=== RECORDS SUPPLIED ===

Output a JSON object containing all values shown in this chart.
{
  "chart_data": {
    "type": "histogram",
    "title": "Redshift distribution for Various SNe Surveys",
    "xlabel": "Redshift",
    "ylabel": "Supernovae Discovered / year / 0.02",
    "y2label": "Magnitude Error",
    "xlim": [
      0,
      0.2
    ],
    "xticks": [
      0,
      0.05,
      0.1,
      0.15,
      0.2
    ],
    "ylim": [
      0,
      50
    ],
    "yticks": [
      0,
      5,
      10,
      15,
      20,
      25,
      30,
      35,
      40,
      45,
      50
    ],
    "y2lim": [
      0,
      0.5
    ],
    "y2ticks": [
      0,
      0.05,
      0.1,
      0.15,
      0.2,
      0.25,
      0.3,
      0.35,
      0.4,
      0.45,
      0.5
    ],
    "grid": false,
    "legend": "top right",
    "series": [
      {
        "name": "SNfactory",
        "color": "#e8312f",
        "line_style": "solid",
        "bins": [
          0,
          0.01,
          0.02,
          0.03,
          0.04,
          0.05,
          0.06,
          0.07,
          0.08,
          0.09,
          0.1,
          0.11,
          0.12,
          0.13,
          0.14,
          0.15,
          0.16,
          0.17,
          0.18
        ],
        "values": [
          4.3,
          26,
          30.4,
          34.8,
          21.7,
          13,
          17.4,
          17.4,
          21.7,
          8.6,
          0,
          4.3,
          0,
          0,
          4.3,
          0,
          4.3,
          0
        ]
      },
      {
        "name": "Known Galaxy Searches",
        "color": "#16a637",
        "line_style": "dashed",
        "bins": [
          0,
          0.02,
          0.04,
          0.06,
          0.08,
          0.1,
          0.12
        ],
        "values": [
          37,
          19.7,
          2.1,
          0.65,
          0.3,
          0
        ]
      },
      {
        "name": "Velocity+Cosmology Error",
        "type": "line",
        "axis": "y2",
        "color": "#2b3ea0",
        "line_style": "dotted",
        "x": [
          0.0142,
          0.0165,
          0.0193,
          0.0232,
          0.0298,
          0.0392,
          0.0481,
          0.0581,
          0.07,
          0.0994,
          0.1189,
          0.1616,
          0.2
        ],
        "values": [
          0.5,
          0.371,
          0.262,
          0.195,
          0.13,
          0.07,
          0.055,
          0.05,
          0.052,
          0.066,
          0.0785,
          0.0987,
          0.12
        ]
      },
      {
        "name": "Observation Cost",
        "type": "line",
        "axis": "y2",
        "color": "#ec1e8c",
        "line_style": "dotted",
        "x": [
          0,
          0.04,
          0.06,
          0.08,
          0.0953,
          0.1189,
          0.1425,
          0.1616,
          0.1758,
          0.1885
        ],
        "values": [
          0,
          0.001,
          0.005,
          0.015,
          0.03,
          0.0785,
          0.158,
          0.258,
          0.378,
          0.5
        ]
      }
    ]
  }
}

===

## EXERCISE DESCRIPTION
Please set down each line of the records exactly as given.

## REPLY
Output a JSON object containing all values shown in this chart.
{
  "chart_data": {
    "type": "histogram",
    "title": "Redshift distribution for Various SNe Surveys",
    "xlabel": "Redshift",
    "ylabel": "Supernovae Discovered / year / 0.02",
    "y2label": "Magnitude Error",
    "xlim": [
      0,
      0.2
    ],
    "xticks": [
      0,
      0.05,
      0.1,
      0.15,
      0.2
    ],
    "ylim": [
      0,
      50
    ],
    "yticks": [
      0,
      5,
      10,
      15,
      20,
      25,
      30,
      35,
      40,
      45,
      50
    ],
    "y2lim": [
      0,
      0.5
    ],
    "y2ticks": [
      0,
      0.05,
      0.1,
      0.15,
      0.2,
      0.25,
      0.3,
      0.35,
      0.4,
      0.45,
      0.5
    ],
    "grid": false,
    "legend": "top right",
    "series": [
      {
        "name": "SNfactory",
        "color": "#e8312f",
        "line_style": "solid",
        "bins": [
          0,
          0.01,
          0.02,
          0.03,
          0.04,
          0.05,
          0.06,
          0.07,
          0.08,
          0.09,
          0.1,
          0.11,
          0.12,
          0.13,
          0.14,
          0.15,
          0.16,
          0.17,
          0.18
        ],
        "values": [
          4.3,
          26,
          30.4,
          34.8,
          21.7,
          13,
          17.4,
          17.4,
          21.7,
          8.6,
          0,
          4.3,
          0,
          0,
          4.3,
          0,
          4.3,
          0
        ]
      },
      {
        "name": "Known Galaxy Searches",
        "color": "#16a637",
        "line_style": "dashed",
        "bins": [
          0,
          0.02,
          0.04,
          0.06,
          0.08,
          0.1,
          0.12
        ],
        "values": [
          37,
          19.7,
          2.1,
          0.65,
          0.3,
          0
        ]
      },
      {
        "name": "Velocity+Cosmology Error",
        "type": "line",
        "axis": "y2",
        "color": "#2b3ea0",
        "line_style": "dotted",
        "x": [
          0.0142,
          0.0165,
          0.0193,
          0.0232,
          0.0298,
          0.0392,
          0.0481,
          0.0581,
          0.07,
          0.0994,
          0.1189,
          0.1616,
          0.2
        ],
        "values": [
          0.5,
          0.371,
          0.262,
          0.195,
          0.13,
          0.07,
          0.055,
          0.05,
          0.052,
          0.066,
          0.0785,
          0.0987,
          0.12
        ]
      },
      {
        "name": "Observation Cost",
        "type": "line",
        "axis": "y2",
        "color": "#ec1e8c",
        "line_style": "dotted",
        "x": [
          0,
          0.04,
          0.06,
          0.08,
          0.0953,
          0.1189,
          0.1425,
          0.1616,
          0.1758,
          0.1885
        ],
        "values": [
          0,
          0.001,
          0.005,
          0.015,
          0.03,
          0.0785,
          0.158,
          0.258,
          0.378,
          0.5
        ]
      }
    ]
  }
}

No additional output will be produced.